» **Requirements**
Note each line where "title" appears, and copy it.

[Dataset records]
※ ※ ※

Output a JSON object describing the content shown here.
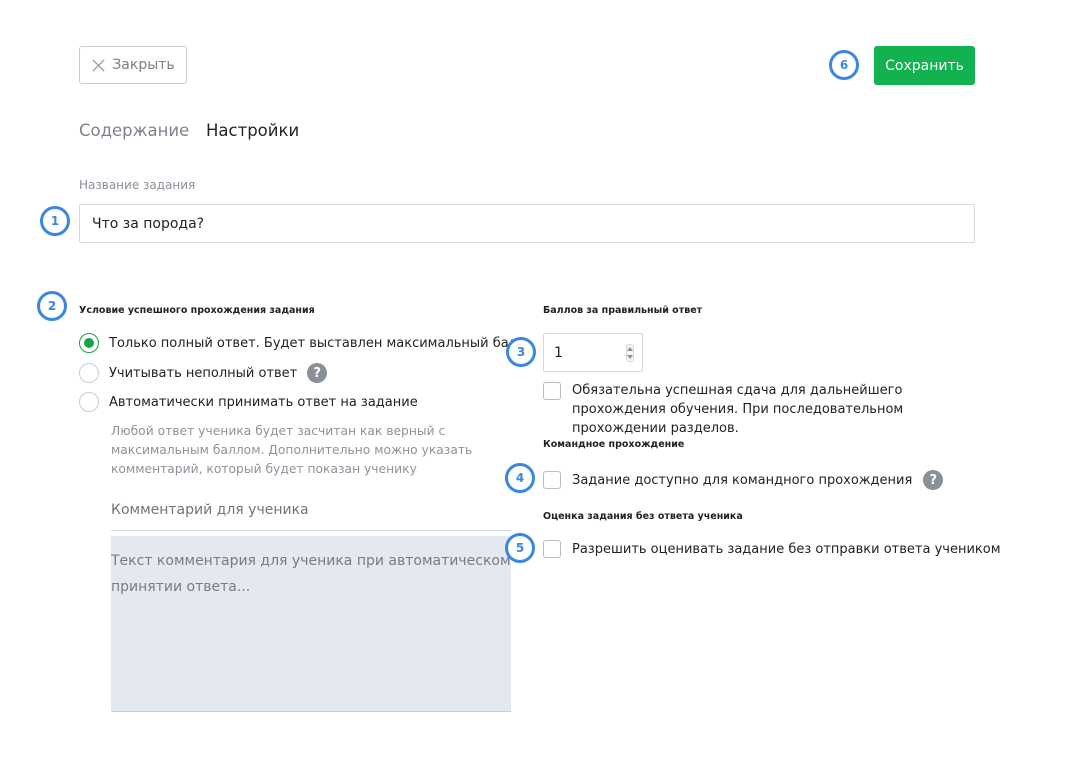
{
  "toolbar": {
    "close_label": "Закрыть",
    "save_label": "Сохранить"
  },
  "tabs": [
    {
      "label": "Содержание",
      "active": false
    },
    {
      "label": "Настройки",
      "active": true
    }
  ],
  "task_name": {
    "label": "Название задания",
    "value": "Что за порода?"
  },
  "pass_condition": {
    "title": "Условие успешного прохождения задания",
    "options": [
      {
        "label": "Только полный ответ. Будет выставлен максимальный балл",
        "checked": true
      },
      {
        "label": "Учитывать неполный ответ",
        "checked": false
      },
      {
        "label": "Автоматически принимать ответ на задание",
        "checked": false
      }
    ],
    "hint": "Любой ответ ученика будет засчитан как верный с максимальным баллом. Дополнительно можно указать комментарий, который будет показан ученику",
    "comment_label": "Комментарий для ученика",
    "comment_placeholder": "Текст комментария для ученика при автоматическом принятии ответа..."
  },
  "score": {
    "title": "Баллов за правильный ответ",
    "value": "1",
    "required_checkbox_label": "Обязательна успешная сдача для дальнейшего прохождения обучения. При последовательном прохождении разделов."
  },
  "team": {
    "title": "Командное прохождение",
    "checkbox_label": "Задание доступно для командного прохождения"
  },
  "grading": {
    "title": "Оценка задания без ответа ученика",
    "checkbox_label": "Разрешить оценивать задание без отправки ответа учеником"
  },
  "annotations": [
    "1",
    "2",
    "3",
    "4",
    "5",
    "6"
  ],
  "colors": {
    "primary": "#12b250",
    "annotation": "#3a86e0",
    "radio_checked": "#16a34a"
  },
  "icons": {
    "close": "close-icon",
    "help": "help-icon",
    "stepper": "stepper-icon"
  }
}
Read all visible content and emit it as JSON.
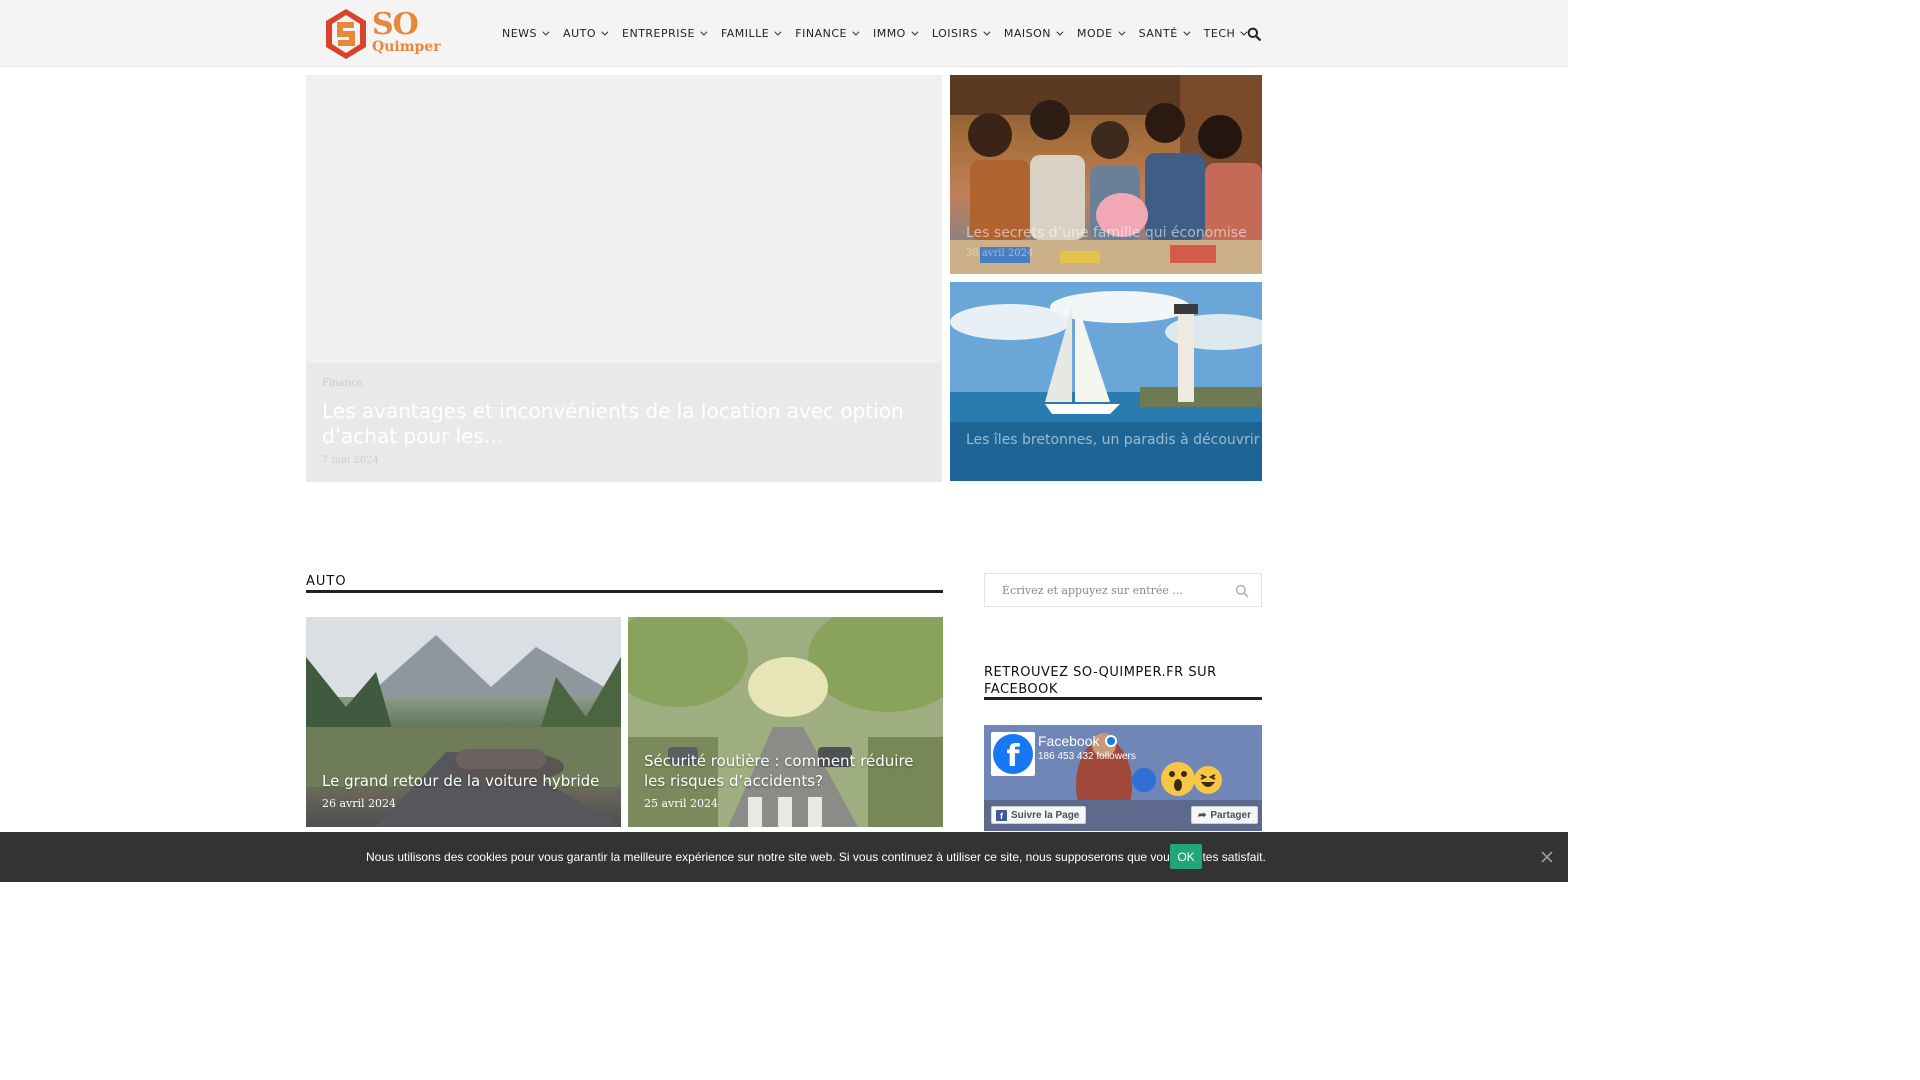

※ ※ ※

» **Full output**
    "title": "Условие успешного прохождения задания",
    "title": "Баллов за правильный ответ",
    "title": "Командное прохождение",
    "title": "Оценка задания без ответа ученика",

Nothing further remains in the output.